Repeat every record below exactly, but leave out any pictures.

■ **GIVEN INFORMATION**
---
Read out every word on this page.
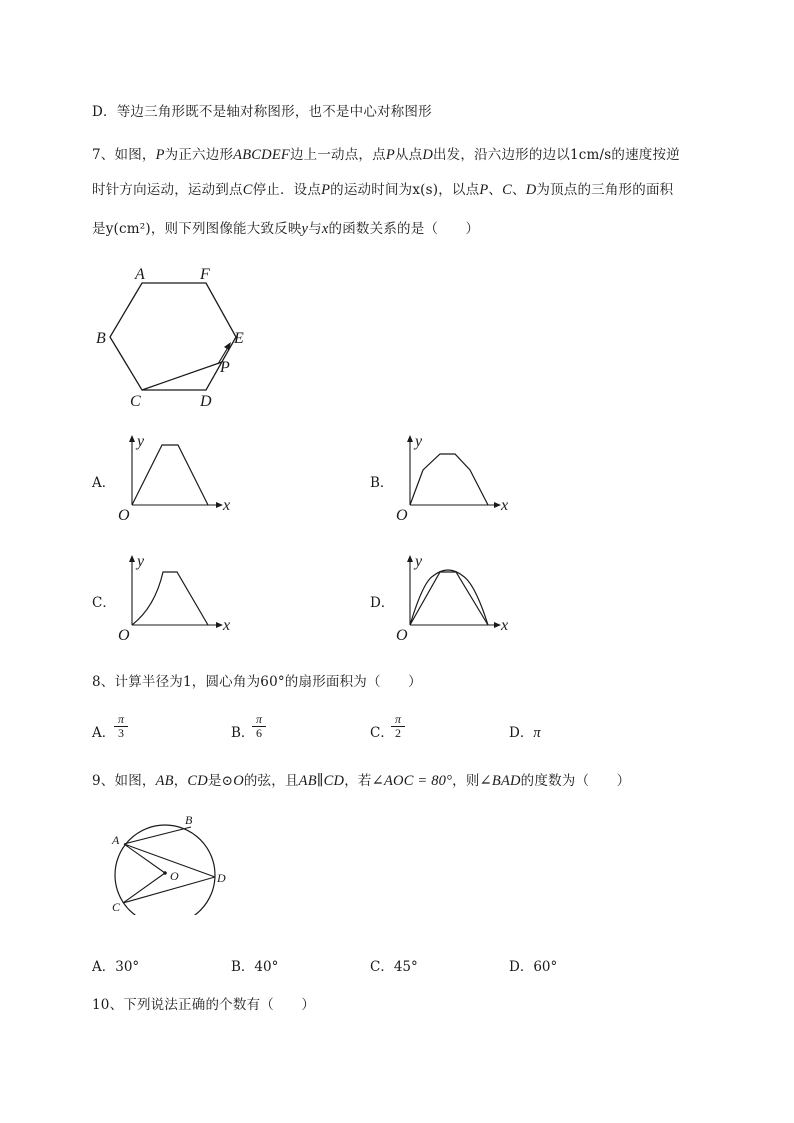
D．等边三角形既不是轴对称图形，也不是中心对称图形
7、如图，P为正六边形ABCDEF边上一动点，点P从点D出发，沿六边形的边以1cm/s的速度按逆
时针方向运动，运动到点C停止．设点P的运动时间为x(s)，以点P、C、D为顶点的三角形的面积
是y(cm²)，则下列图像能大致反映y与x的函数关系的是（　　）
A	F
B	E
P
C	D
A．	B．
C．	D．
y
x
O
y
x
O
y
x
O
y
x
O
8、计算半径为1，圆心角为60°的扇形面积为（　　）
A．
$\frac{\pi}{3}$	B．
$\frac{\pi}{6}$	C．
$\frac{\pi}{2}$	D．π
9、如图，AB，CD是⊙O的弦，且AB∥CD，若∠AOC = 80°，则∠BAD的度数为（　　）
A
B
O	D
C
A．30°	B．40°	C．45°	D．60°
10、下列说法正确的个数有（　　）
---
■ **SOLUTION FOR THIS TASK**
Read out every word on this page.
D．等边三角形既不是轴对称图形，也不是中心对称图形
7、如图，P为正六边形ABCDEF边上一动点，点P从点D出发，沿六边形的边以1cm/s的速度按逆
时针方向运动，运动到点C停止．设点P的运动时间为x(s)，以点P、C、D为顶点的三角形的面积
是y(cm²)，则下列图像能大致反映y与x的函数关系的是（　　）
A	F
B	E
P
C	D
A．	B．
C．	D．
y
x
O
y
x
O
y
x
O
y
x
O
8、计算半径为1，圆心角为60°的扇形面积为（　　）
A．
$\frac{\pi}{3}$	B．
$\frac{\pi}{6}$	C．
$\frac{\pi}{2}$	D．π
9、如图，AB，CD是⊙O的弦，且AB∥CD，若∠AOC = 80°，则∠BAD的度数为（　　）
A
B
O	D
C
A．30°	B．40°	C．45°	D．60°
10、下列说法正确的个数有（　　）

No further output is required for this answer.